What you have to do
Copy out each line of the material in which the word "Laboratory" appears.

Provided data
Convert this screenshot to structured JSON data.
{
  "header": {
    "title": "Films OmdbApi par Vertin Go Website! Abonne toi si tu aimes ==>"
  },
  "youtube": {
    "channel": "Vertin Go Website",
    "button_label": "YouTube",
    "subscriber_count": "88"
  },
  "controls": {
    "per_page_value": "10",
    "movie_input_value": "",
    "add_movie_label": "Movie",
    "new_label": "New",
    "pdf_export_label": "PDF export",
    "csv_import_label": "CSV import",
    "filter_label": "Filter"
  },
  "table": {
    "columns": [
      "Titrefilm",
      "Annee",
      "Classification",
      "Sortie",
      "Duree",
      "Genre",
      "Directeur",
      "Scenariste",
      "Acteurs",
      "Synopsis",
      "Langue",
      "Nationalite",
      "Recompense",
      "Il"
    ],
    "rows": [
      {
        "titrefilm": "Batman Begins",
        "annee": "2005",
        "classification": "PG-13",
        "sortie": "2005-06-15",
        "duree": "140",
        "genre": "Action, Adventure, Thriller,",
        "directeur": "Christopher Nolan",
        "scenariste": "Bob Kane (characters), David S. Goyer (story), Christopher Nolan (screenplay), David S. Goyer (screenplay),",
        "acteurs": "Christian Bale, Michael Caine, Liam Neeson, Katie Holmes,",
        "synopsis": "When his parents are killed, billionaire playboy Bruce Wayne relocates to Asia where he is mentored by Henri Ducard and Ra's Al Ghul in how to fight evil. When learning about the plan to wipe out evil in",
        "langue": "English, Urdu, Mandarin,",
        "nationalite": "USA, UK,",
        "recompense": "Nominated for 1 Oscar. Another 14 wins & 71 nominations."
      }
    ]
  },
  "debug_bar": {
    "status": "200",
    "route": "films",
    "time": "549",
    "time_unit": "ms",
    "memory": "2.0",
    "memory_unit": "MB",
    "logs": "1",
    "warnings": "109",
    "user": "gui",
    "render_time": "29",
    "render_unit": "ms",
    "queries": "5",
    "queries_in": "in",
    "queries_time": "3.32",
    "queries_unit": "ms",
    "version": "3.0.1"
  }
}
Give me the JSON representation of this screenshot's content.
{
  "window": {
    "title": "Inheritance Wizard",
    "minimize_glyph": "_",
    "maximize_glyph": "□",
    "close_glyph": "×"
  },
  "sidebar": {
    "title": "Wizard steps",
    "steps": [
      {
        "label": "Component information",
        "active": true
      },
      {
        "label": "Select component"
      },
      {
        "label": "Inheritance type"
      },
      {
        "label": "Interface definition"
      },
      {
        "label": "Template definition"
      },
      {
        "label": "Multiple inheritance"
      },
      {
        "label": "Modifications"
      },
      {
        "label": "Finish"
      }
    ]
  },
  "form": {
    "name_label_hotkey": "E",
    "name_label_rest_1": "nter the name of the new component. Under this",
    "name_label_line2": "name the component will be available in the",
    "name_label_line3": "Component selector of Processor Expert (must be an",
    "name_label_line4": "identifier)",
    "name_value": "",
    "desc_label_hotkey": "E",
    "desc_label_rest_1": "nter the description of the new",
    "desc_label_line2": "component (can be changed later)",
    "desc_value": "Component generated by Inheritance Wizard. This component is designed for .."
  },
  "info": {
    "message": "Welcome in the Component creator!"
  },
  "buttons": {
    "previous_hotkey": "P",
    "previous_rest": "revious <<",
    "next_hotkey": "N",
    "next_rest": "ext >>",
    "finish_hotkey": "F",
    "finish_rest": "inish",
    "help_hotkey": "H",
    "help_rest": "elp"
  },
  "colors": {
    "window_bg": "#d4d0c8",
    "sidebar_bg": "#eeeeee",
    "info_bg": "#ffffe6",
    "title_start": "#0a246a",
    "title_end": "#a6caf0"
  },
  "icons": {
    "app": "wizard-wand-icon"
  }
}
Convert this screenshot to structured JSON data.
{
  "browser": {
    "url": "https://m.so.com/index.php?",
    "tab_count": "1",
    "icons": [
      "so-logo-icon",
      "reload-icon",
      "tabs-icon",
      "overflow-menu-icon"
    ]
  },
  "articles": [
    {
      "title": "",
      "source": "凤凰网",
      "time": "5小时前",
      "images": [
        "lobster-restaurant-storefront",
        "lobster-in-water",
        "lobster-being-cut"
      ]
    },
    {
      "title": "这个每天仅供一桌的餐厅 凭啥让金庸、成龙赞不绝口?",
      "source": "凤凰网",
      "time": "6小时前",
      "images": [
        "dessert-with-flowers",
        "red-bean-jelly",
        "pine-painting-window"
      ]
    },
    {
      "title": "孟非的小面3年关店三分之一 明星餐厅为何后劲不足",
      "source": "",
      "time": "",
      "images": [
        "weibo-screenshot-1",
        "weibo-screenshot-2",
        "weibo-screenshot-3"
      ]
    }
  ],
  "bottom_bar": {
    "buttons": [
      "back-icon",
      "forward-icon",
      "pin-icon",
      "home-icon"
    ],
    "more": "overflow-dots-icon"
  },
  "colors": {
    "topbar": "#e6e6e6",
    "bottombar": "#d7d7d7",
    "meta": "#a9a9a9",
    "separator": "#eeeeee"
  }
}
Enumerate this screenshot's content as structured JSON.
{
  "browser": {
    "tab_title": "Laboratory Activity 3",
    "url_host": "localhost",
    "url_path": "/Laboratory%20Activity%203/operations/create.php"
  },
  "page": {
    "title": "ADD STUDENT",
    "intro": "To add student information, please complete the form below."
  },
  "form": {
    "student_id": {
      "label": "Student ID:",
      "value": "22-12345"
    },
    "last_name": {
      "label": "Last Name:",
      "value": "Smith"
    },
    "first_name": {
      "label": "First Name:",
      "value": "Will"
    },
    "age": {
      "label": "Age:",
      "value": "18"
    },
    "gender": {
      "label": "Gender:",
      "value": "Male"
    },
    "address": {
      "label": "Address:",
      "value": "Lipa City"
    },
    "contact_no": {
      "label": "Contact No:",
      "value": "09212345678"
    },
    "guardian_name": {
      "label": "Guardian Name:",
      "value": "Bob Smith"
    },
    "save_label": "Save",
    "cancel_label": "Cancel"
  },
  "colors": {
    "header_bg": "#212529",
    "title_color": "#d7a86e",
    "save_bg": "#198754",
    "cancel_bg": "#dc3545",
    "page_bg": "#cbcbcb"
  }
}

Worked answer
    "tab_title": "Laboratory Activity 3",
    "url_path": "/Laboratory%20Activity%203/operations/create.php"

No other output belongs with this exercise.